Collect from the data below each line with "Director".

** Begin **

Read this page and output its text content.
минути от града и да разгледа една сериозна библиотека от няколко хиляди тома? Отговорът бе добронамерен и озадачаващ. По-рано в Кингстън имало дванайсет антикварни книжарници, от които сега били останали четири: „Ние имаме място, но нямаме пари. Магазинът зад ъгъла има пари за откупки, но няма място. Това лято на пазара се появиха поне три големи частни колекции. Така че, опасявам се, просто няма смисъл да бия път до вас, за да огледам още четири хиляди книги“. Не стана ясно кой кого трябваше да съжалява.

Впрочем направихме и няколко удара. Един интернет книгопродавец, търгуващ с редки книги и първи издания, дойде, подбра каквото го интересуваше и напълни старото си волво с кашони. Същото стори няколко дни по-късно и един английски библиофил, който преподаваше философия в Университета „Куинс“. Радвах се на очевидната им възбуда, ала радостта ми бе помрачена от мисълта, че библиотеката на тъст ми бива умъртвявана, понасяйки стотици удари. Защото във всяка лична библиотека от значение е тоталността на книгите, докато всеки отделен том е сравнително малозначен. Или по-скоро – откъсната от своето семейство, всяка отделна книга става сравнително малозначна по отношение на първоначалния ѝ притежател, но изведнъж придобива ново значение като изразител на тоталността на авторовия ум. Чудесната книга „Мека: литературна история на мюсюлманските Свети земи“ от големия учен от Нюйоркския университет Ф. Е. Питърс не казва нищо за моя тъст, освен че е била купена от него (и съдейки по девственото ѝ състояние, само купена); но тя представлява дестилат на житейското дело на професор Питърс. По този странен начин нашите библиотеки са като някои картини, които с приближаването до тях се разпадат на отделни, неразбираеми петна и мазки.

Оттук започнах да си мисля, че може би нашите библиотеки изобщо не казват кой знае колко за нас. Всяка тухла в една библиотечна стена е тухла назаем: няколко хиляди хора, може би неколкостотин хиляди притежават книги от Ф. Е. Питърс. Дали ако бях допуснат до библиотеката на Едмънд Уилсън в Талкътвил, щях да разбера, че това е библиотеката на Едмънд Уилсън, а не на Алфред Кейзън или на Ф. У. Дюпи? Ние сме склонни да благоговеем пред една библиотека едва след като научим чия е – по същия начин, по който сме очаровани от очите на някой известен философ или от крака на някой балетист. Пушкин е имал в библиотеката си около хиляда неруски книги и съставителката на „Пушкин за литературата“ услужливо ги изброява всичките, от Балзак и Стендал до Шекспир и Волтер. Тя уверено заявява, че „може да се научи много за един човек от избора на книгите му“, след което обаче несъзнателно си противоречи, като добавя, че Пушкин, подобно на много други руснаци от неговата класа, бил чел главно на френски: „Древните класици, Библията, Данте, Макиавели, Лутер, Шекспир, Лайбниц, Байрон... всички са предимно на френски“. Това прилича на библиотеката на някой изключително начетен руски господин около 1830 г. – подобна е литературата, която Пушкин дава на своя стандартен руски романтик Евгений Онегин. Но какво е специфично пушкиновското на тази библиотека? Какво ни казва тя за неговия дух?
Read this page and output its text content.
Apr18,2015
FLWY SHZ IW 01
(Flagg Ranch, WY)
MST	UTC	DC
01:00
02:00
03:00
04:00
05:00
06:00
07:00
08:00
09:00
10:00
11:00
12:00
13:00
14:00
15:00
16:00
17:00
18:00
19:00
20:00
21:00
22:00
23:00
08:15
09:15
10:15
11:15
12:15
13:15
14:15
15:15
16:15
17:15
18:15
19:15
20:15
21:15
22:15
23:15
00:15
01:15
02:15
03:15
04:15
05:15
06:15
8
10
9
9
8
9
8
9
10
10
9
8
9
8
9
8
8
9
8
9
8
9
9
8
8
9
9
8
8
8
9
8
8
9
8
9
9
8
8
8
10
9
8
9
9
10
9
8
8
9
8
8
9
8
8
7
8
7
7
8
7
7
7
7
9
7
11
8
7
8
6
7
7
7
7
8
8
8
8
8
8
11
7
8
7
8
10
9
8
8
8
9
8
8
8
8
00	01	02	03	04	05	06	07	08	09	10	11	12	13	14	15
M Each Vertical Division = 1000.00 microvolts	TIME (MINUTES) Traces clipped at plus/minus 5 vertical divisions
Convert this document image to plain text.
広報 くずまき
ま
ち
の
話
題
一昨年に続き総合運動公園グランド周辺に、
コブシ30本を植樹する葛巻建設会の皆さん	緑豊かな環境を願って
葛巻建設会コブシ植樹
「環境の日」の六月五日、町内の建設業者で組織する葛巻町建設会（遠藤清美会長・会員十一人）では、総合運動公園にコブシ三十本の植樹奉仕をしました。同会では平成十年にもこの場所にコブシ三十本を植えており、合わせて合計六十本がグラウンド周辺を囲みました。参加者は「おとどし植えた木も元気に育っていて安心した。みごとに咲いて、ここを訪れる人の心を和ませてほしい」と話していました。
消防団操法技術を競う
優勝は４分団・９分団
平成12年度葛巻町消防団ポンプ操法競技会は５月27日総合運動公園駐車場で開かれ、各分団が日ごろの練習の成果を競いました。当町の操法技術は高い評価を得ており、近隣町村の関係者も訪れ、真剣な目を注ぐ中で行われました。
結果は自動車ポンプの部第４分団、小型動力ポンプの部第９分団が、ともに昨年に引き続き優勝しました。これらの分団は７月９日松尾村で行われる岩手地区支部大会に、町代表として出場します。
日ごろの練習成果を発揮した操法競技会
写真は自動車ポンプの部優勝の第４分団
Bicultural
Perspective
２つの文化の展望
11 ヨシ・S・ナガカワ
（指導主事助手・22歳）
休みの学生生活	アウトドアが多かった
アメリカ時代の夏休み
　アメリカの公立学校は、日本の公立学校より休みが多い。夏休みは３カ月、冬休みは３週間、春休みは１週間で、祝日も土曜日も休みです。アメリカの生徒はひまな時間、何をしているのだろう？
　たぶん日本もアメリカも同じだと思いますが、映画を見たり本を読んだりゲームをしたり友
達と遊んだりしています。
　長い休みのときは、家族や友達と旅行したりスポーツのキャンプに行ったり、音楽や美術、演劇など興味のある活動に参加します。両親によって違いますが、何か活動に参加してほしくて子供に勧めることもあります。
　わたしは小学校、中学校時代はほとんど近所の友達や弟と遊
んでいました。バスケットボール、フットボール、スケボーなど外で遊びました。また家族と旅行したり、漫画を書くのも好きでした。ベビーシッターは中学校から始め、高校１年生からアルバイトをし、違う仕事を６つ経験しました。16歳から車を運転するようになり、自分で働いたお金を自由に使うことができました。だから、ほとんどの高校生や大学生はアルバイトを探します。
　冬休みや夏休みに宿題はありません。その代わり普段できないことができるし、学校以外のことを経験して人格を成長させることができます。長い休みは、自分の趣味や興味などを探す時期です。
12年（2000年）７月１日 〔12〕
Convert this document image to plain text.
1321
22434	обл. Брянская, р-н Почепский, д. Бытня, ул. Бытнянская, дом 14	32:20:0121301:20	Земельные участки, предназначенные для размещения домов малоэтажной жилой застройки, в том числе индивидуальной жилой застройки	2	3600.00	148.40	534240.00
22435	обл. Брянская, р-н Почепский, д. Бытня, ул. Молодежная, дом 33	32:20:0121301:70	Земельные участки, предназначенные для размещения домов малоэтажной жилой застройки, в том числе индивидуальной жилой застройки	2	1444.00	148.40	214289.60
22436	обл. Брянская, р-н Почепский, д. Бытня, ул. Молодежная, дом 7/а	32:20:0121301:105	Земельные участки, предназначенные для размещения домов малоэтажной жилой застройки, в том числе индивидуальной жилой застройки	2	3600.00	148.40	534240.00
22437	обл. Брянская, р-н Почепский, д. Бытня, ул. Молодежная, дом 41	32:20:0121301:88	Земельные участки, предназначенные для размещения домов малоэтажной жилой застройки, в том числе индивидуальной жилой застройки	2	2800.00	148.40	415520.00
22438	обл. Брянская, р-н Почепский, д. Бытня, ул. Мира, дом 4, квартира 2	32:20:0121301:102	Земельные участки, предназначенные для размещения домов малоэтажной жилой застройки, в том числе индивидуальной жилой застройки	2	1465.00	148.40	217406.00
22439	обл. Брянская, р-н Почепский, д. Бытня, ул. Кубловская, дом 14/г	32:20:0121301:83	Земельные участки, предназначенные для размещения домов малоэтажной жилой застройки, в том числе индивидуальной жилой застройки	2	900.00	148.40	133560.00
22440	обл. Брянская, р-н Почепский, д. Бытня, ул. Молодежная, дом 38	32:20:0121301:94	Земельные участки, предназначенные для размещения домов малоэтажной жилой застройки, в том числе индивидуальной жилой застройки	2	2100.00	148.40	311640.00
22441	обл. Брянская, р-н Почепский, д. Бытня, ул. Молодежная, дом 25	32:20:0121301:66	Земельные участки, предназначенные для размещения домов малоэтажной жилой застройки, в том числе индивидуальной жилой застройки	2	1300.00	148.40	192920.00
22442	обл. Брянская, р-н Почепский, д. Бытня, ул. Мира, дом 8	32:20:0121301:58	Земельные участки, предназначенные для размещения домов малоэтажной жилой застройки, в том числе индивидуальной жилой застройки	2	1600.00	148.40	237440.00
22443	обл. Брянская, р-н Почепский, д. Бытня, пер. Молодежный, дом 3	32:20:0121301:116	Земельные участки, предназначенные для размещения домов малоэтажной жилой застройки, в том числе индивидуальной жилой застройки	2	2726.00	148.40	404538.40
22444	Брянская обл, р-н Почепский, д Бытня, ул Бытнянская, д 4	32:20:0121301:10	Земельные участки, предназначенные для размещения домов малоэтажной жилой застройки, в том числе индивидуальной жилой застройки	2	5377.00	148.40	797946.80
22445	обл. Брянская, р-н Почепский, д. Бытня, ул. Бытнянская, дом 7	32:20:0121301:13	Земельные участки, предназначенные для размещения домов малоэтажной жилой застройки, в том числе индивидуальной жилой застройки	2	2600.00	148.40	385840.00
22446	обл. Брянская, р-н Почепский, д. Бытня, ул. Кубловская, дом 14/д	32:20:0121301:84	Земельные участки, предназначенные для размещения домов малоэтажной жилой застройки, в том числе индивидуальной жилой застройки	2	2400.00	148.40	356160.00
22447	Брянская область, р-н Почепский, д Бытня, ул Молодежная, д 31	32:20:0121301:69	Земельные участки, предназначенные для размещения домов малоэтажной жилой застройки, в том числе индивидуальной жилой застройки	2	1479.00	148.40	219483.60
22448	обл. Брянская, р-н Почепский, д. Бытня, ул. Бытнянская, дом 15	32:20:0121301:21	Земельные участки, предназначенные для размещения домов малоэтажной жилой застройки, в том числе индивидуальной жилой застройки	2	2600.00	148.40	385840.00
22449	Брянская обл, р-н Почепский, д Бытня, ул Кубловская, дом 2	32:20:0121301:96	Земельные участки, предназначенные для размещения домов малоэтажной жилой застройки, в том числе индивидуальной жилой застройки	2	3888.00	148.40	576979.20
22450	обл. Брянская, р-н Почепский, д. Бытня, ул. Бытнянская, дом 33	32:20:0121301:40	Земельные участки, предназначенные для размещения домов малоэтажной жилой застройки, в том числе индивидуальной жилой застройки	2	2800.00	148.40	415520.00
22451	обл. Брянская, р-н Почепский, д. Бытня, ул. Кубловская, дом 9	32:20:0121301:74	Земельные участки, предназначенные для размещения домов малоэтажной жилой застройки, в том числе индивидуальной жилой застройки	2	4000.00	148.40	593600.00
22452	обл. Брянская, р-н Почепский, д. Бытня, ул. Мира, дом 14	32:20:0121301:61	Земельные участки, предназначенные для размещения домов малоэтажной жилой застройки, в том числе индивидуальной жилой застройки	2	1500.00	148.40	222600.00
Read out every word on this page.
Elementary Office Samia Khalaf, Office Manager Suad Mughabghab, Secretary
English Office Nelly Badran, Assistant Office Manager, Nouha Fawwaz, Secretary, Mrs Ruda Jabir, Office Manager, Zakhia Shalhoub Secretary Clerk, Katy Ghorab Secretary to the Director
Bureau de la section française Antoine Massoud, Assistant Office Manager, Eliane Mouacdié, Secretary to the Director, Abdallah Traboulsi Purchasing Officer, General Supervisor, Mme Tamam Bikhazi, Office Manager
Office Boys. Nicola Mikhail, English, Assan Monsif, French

** End **

RESPONSE TO THE EXERCISE ::
English Office Nelly Badran, Assistant Office Manager, Nouha Fawwaz, Secretary, Mrs Ruda Jabir, Office Manager, Zakhia Shalhoub Secretary Clerk, Katy Ghorab Secretary to the Director
Bureau de la section française Antoine Massoud, Assistant Office Manager, Eliane Mouacdié, Secretary to the Director, Abdallah Traboulsi Purchasing Officer, General Supervisor, Mme Tamam Bikhazi, Office Manager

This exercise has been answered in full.